───── TEXT SECTION

Ned Hanigan (born 11 April 1995) is an Australian professional rugby union player who currently plays for the  in the Super Rugby competition and the Australian Wallabies. His preferred positions are blindside flanker or lock.

Early life and career
Hanigan was born in Dubbo and raised in Coonamble in the central-west part of New South Wales. After high school, he began studying science at University of New South Wales alongside Shute Shield rugby with Randwick, winning Premiership Rugby title with their Colts side before progressing on to their first team. During this time, he also represented New South Wales at Under-20 level in 2014 and 2015 and played for the New South Wales Country Eagles during the 2015 National Rugby Championship.

Professional career
Hanigan trained with the Waratahs wider training group in 2015 and then made the full squad ahead of the 2016 Super Rugby season. As a youngster competing against Wallaby internationals such as Dean Mumm, Will Skelton and Dave Dennis for a starting place, Hanigan's game time was limited to just 3 substitute appearances in his debut season.

──────────

QUESTIONS ON THE MATERIAL:
(a) Duplicate the part of the Ned Hanigan biography that begins at the words containing "Professional career" and ends after "his debut season.".
(b) Write the next part of the Ned Hanigan biography, picking up after its final sentence.
The lines after this are unrelated to the Ned Hanigan biography.

───── DATASET ENTRIES

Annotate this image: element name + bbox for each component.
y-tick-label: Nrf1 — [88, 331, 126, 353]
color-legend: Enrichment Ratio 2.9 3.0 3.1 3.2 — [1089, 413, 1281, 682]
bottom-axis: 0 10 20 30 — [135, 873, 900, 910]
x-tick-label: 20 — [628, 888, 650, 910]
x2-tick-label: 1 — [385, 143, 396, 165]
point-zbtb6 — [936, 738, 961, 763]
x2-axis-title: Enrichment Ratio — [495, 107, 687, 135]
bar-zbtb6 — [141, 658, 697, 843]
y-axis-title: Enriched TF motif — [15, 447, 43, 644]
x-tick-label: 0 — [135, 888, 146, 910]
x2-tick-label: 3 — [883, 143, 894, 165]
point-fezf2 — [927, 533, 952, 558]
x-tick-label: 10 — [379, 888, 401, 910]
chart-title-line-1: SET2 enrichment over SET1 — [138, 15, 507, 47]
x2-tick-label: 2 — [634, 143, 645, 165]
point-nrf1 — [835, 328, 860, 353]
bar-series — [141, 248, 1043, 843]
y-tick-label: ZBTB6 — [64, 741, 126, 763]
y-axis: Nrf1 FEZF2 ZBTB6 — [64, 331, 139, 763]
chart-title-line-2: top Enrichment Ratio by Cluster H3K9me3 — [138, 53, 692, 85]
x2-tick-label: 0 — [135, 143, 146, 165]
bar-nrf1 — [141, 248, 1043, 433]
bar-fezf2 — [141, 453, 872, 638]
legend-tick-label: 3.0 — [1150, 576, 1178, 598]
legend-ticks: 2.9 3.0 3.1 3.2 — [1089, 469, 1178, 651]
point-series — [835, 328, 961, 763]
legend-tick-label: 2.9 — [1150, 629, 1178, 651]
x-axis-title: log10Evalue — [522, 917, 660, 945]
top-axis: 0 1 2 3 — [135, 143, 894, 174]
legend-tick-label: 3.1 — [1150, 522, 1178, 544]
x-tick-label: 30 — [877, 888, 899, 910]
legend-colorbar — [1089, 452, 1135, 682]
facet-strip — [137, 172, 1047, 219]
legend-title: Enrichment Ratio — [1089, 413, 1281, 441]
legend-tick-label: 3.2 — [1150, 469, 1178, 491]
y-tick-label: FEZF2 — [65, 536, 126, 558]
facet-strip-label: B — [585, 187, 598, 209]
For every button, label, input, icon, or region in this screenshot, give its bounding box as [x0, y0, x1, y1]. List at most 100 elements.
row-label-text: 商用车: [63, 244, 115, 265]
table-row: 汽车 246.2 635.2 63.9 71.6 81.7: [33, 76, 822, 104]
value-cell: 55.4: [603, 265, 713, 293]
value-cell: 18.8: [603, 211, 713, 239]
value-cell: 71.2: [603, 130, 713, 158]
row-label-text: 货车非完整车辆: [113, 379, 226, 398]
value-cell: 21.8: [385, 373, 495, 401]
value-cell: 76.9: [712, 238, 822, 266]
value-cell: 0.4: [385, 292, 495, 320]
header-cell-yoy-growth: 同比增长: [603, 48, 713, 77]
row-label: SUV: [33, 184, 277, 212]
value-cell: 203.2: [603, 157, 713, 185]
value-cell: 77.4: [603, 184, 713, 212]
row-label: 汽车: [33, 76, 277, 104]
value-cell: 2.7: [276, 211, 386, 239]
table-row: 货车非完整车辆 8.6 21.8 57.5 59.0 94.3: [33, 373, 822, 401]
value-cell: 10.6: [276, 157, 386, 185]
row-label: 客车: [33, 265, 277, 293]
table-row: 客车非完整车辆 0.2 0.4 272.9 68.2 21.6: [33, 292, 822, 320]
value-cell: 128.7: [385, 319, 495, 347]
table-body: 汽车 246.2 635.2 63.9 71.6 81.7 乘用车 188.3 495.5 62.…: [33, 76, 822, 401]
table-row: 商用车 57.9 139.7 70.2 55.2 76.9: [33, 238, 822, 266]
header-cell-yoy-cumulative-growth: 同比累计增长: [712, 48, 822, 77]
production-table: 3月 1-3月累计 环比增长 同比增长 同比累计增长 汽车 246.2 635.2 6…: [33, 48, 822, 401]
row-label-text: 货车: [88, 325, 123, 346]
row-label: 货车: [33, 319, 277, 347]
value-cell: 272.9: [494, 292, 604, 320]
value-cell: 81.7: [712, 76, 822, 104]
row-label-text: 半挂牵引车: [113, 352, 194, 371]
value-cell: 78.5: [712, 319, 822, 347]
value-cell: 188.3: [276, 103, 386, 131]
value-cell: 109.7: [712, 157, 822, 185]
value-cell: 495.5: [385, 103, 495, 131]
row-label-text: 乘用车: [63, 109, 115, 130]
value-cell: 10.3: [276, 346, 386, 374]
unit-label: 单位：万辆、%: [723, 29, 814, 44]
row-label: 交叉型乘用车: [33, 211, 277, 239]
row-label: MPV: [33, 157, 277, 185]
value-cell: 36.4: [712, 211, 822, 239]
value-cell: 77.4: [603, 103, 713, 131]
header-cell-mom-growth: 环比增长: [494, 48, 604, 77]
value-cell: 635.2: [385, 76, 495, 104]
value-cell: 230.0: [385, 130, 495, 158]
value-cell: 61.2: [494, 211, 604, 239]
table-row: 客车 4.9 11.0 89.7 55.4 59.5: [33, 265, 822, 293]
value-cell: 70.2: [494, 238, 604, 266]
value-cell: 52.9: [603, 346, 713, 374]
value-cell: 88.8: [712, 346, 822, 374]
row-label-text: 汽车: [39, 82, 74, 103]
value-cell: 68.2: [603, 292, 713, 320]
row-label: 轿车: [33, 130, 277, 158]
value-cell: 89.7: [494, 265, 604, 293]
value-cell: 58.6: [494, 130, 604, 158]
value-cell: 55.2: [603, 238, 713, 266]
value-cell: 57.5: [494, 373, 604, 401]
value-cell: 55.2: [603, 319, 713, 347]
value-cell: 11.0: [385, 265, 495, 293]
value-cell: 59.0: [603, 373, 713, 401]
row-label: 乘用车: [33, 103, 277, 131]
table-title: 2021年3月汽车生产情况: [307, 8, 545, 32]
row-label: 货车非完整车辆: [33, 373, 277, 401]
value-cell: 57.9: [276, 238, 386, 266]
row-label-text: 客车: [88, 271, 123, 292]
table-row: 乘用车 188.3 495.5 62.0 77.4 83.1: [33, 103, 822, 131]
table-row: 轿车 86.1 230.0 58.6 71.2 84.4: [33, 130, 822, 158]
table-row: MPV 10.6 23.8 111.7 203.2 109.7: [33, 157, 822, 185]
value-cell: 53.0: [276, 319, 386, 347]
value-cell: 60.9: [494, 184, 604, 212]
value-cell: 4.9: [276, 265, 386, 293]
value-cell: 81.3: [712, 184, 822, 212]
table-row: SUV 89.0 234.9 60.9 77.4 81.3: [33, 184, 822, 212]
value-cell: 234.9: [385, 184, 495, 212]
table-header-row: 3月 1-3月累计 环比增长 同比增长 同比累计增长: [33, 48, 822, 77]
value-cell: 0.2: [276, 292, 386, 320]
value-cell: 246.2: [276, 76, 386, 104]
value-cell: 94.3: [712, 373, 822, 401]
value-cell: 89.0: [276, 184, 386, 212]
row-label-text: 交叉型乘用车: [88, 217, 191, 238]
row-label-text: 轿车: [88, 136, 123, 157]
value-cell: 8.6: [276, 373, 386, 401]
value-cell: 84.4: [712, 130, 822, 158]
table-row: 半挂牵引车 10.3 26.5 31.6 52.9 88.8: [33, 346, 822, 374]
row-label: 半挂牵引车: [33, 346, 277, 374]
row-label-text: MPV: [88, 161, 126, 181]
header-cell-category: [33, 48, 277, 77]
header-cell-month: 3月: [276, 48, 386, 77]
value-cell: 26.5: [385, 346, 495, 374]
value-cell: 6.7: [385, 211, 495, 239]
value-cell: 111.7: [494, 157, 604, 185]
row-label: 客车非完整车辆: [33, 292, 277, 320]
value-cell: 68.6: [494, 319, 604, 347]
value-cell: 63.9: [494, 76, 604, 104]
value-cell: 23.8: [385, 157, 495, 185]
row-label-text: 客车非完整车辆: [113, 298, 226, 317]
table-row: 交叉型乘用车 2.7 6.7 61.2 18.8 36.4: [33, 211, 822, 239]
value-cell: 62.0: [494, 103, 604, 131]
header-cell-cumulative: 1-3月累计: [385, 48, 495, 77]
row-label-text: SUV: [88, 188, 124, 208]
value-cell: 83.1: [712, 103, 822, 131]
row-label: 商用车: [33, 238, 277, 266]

──────────

ANSWERS:
(a)
Professional career
Hanigan trained with the Waratahs wider training group in 2015 and then made the full squad ahead of the 2016 Super Rugby season. As a youngster competing against Wallaby internationals such as Dean Mumm, Will Skelton and Dave Dennis for a starting place, Hanigan's game time was limited to just 3 substitute appearances in his debut season.

(b)
International
Hanigan represented Australia at schoolboy level and was an important member of the side on their grand-slam European tour in 2013. He was also a member of the Australia Under-20 which competed at the 2015 World Rugby Under 20 Championship in Italy after which he was named his side's MVP for the tournament. Hanigan made his debut for the Australian Wallabies in 2017 against Fiji.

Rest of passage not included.